### What you will do
Copy out the complete listing, word for word.

** START Records supplied **

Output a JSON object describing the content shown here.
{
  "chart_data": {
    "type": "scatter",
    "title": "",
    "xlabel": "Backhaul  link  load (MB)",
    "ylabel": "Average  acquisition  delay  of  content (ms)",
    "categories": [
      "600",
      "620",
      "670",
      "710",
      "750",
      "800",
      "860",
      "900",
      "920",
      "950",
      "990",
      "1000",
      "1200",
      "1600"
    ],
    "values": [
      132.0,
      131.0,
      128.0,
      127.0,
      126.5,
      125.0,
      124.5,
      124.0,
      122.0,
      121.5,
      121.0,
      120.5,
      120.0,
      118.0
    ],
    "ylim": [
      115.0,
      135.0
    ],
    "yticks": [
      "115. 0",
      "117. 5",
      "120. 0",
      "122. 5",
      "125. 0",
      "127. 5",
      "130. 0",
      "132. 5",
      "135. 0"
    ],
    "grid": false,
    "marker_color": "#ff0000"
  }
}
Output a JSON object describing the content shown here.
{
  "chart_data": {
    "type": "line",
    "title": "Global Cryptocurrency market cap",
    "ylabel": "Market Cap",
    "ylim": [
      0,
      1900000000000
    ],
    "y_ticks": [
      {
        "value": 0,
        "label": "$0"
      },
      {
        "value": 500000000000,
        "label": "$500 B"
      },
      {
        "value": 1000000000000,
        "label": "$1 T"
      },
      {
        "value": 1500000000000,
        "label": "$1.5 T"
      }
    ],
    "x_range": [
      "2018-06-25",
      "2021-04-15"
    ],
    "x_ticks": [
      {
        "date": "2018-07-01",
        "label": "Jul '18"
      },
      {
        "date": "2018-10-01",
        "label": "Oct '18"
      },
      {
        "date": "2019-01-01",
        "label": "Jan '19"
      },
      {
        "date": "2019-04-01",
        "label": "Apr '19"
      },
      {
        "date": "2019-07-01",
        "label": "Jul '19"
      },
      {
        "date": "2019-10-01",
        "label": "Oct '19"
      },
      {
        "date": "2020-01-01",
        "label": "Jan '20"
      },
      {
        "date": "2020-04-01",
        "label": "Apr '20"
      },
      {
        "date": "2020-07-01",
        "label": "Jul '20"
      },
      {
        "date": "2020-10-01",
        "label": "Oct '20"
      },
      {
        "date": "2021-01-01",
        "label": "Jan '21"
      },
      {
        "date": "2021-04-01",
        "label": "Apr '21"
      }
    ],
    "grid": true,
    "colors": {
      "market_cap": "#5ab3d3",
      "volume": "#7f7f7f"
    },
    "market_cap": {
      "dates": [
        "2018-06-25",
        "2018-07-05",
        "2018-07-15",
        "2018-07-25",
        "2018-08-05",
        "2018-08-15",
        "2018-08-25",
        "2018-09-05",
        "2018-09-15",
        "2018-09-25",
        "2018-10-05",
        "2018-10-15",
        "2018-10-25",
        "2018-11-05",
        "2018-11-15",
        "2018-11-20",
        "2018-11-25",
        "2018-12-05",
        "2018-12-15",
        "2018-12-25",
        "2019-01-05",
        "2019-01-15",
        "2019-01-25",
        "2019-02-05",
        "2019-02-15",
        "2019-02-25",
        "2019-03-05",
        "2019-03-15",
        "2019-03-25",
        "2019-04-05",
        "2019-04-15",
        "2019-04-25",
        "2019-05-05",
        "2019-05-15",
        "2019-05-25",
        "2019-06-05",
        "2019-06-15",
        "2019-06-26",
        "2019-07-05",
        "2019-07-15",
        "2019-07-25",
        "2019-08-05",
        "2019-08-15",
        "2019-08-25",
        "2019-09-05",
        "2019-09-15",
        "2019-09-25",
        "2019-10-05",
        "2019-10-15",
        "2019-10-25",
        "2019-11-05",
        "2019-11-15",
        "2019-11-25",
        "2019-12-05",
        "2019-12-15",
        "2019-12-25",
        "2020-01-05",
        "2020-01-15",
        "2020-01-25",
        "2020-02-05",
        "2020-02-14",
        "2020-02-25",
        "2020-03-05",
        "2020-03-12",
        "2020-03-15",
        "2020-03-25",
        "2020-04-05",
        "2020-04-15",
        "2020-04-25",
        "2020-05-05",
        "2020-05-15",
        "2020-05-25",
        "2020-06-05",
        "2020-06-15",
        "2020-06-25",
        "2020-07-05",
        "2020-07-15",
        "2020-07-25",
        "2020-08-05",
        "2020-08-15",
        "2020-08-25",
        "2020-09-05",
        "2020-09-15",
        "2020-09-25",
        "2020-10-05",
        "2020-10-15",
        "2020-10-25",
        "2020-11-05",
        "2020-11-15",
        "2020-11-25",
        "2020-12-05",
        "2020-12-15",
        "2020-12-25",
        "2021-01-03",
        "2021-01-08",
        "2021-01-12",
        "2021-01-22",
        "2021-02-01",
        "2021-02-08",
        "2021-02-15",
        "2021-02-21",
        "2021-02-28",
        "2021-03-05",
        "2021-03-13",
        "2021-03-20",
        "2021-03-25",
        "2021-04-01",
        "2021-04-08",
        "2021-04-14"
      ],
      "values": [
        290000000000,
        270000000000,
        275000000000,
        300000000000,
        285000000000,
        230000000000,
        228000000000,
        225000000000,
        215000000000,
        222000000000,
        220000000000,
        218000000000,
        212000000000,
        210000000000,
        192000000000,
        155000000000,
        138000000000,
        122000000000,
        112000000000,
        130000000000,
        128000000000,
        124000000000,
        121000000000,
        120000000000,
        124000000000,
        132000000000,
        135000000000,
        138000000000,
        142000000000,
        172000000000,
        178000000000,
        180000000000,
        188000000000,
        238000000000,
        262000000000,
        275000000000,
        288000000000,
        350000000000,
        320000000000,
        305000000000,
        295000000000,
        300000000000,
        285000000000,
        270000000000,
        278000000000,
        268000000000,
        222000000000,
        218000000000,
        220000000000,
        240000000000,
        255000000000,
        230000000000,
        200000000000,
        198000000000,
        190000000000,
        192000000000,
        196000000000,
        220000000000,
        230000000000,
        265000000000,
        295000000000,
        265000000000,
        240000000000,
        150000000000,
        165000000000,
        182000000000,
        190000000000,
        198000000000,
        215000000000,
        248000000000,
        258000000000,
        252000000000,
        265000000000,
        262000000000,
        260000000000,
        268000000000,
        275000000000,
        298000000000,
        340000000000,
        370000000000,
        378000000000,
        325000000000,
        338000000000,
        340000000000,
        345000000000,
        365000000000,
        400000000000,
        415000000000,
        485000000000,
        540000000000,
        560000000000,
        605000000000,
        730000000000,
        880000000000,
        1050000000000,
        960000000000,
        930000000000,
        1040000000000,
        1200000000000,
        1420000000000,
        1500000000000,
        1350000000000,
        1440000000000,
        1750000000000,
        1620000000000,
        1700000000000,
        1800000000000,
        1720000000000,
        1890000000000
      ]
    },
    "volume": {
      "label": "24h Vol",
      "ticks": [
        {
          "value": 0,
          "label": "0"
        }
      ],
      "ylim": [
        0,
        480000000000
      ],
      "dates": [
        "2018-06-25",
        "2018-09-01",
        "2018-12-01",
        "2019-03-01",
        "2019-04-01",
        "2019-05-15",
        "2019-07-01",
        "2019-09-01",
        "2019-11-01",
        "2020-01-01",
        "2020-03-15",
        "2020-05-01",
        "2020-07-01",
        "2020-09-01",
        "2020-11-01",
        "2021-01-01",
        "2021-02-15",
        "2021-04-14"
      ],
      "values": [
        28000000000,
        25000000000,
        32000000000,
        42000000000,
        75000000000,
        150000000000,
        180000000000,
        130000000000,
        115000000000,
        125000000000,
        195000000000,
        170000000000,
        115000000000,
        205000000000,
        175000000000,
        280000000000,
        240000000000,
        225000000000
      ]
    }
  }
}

** END Records supplied **

### Response to the exercise
Output a JSON object describing the content shown here.
{
  "chart_data": {
    "type": "scatter",
    "title": "",
    "xlabel": "Backhaul  link  load (MB)",
    "ylabel": "Average  acquisition  delay  of  content (ms)",
    "categories": [
      "600",
      "620",
      "670",
      "710",
      "750",
      "800",
      "860",
      "900",
      "920",
      "950",
      "990",
      "1000",
      "1200",
      "1600"
    ],
    "values": [
      132.0,
      131.0,
      128.0,
      127.0,
      126.5,
      125.0,
      124.5,
      124.0,
      122.0,
      121.5,
      121.0,
      120.5,
      120.0,
      118.0
    ],
    "ylim": [
      115.0,
      135.0
    ],
    "yticks": [
      "115. 0",
      "117. 5",
      "120. 0",
      "122. 5",
      "125. 0",
      "127. 5",
      "130. 0",
      "132. 5",
      "135. 0"
    ],
    "grid": false,
    "marker_color": "#ff0000"
  }
}
Output a JSON object describing the content shown here.
{
  "chart_data": {
    "type": "line",
    "title": "Global Cryptocurrency market cap",
    "ylabel": "Market Cap",
    "ylim": [
      0,
      1900000000000
    ],
    "y_ticks": [
      {
        "value": 0,
        "label": "$0"
      },
      {
        "value": 500000000000,
        "label": "$500 B"
      },
      {
        "value": 1000000000000,
        "label": "$1 T"
      },
      {
        "value": 1500000000000,
        "label": "$1.5 T"
      }
    ],
    "x_range": [
      "2018-06-25",
      "2021-04-15"
    ],
    "x_ticks": [
      {
        "date": "2018-07-01",
        "label": "Jul '18"
      },
      {
        "date": "2018-10-01",
        "label": "Oct '18"
      },
      {
        "date": "2019-01-01",
        "label": "Jan '19"
      },
      {
        "date": "2019-04-01",
        "label": "Apr '19"
      },
      {
        "date": "2019-07-01",
        "label": "Jul '19"
      },
      {
        "date": "2019-10-01",
        "label": "Oct '19"
      },
      {
        "date": "2020-01-01",
        "label": "Jan '20"
      },
      {
        "date": "2020-04-01",
        "label": "Apr '20"
      },
      {
        "date": "2020-07-01",
        "label": "Jul '20"
      },
      {
        "date": "2020-10-01",
        "label": "Oct '20"
      },
      {
        "date": "2021-01-01",
        "label": "Jan '21"
      },
      {
        "date": "2021-04-01",
        "label": "Apr '21"
      }
    ],
    "grid": true,
    "colors": {
      "market_cap": "#5ab3d3",
      "volume": "#7f7f7f"
    },
    "market_cap": {
      "dates": [
        "2018-06-25",
        "2018-07-05",
        "2018-07-15",
        "2018-07-25",
        "2018-08-05",
        "2018-08-15",
        "2018-08-25",
        "2018-09-05",
        "2018-09-15",
        "2018-09-25",
        "2018-10-05",
        "2018-10-15",
        "2018-10-25",
        "2018-11-05",
        "2018-11-15",
        "2018-11-20",
        "2018-11-25",
        "2018-12-05",
        "2018-12-15",
        "2018-12-25",
        "2019-01-05",
        "2019-01-15",
        "2019-01-25",
        "2019-02-05",
        "2019-02-15",
        "2019-02-25",
        "2019-03-05",
        "2019-03-15",
        "2019-03-25",
        "2019-04-05",
        "2019-04-15",
        "2019-04-25",
        "2019-05-05",
        "2019-05-15",
        "2019-05-25",
        "2019-06-05",
        "2019-06-15",
        "2019-06-26",
        "2019-07-05",
        "2019-07-15",
        "2019-07-25",
        "2019-08-05",
        "2019-08-15",
        "2019-08-25",
        "2019-09-05",
        "2019-09-15",
        "2019-09-25",
        "2019-10-05",
        "2019-10-15",
        "2019-10-25",
        "2019-11-05",
        "2019-11-15",
        "2019-11-25",
        "2019-12-05",
        "2019-12-15",
        "2019-12-25",
        "2020-01-05",
        "2020-01-15",
        "2020-01-25",
        "2020-02-05",
        "2020-02-14",
        "2020-02-25",
        "2020-03-05",
        "2020-03-12",
        "2020-03-15",
        "2020-03-25",
        "2020-04-05",
        "2020-04-15",
        "2020-04-25",
        "2020-05-05",
        "2020-05-15",
        "2020-05-25",
        "2020-06-05",
        "2020-06-15",
        "2020-06-25",
        "2020-07-05",
        "2020-07-15",
        "2020-07-25",
        "2020-08-05",
        "2020-08-15",
        "2020-08-25",
        "2020-09-05",
        "2020-09-15",
        "2020-09-25",
        "2020-10-05",
        "2020-10-15",
        "2020-10-25",
        "2020-11-05",
        "2020-11-15",
        "2020-11-25",
        "2020-12-05",
        "2020-12-15",
        "2020-12-25",
        "2021-01-03",
        "2021-01-08",
        "2021-01-12",
        "2021-01-22",
        "2021-02-01",
        "2021-02-08",
        "2021-02-15",
        "2021-02-21",
        "2021-02-28",
        "2021-03-05",
        "2021-03-13",
        "2021-03-20",
        "2021-03-25",
        "2021-04-01",
        "2021-04-08",
        "2021-04-14"
      ],
      "values": [
        290000000000,
        270000000000,
        275000000000,
        300000000000,
        285000000000,
        230000000000,
        228000000000,
        225000000000,
        215000000000,
        222000000000,
        220000000000,
        218000000000,
        212000000000,
        210000000000,
        192000000000,
        155000000000,
        138000000000,
        122000000000,
        112000000000,
        130000000000,
        128000000000,
        124000000000,
        121000000000,
        120000000000,
        124000000000,
        132000000000,
        135000000000,
        138000000000,
        142000000000,
        172000000000,
        178000000000,
        180000000000,
        188000000000,
        238000000000,
        262000000000,
        275000000000,
        288000000000,
        350000000000,
        320000000000,
        305000000000,
        295000000000,
        300000000000,
        285000000000,
        270000000000,
        278000000000,
        268000000000,
        222000000000,
        218000000000,
        220000000000,
        240000000000,
        255000000000,
        230000000000,
        200000000000,
        198000000000,
        190000000000,
        192000000000,
        196000000000,
        220000000000,
        230000000000,
        265000000000,
        295000000000,
        265000000000,
        240000000000,
        150000000000,
        165000000000,
        182000000000,
        190000000000,
        198000000000,
        215000000000,
        248000000000,
        258000000000,
        252000000000,
        265000000000,
        262000000000,
        260000000000,
        268000000000,
        275000000000,
        298000000000,
        340000000000,
        370000000000,
        378000000000,
        325000000000,
        338000000000,
        340000000000,
        345000000000,
        365000000000,
        400000000000,
        415000000000,
        485000000000,
        540000000000,
        560000000000,
        605000000000,
        730000000000,
        880000000000,
        1050000000000,
        960000000000,
        930000000000,
        1040000000000,
        1200000000000,
        1420000000000,
        1500000000000,
        1350000000000,
        1440000000000,
        1750000000000,
        1620000000000,
        1700000000000,
        1800000000000,
        1720000000000,
        1890000000000
      ]
    },
    "volume": {
      "label": "24h Vol",
      "ticks": [
        {
          "value": 0,
          "label": "0"
        }
      ],
      "ylim": [
        0,
        480000000000
      ],
      "dates": [
        "2018-06-25",
        "2018-09-01",
        "2018-12-01",
        "2019-03-01",
        "2019-04-01",
        "2019-05-15",
        "2019-07-01",
        "2019-09-01",
        "2019-11-01",
        "2020-01-01",
        "2020-03-15",
        "2020-05-01",
        "2020-07-01",
        "2020-09-01",
        "2020-11-01",
        "2021-01-01",
        "2021-02-15",
        "2021-04-14"
      ],
      "values": [
        28000000000,
        25000000000,
        32000000000,
        42000000000,
        75000000000,
        150000000000,
        180000000000,
        130000000000,
        115000000000,
        125000000000,
        195000000000,
        170000000000,
        115000000000,
        205000000000,
        175000000000,
        280000000000,
        240000000000,
        225000000000
      ]
    }
  }
}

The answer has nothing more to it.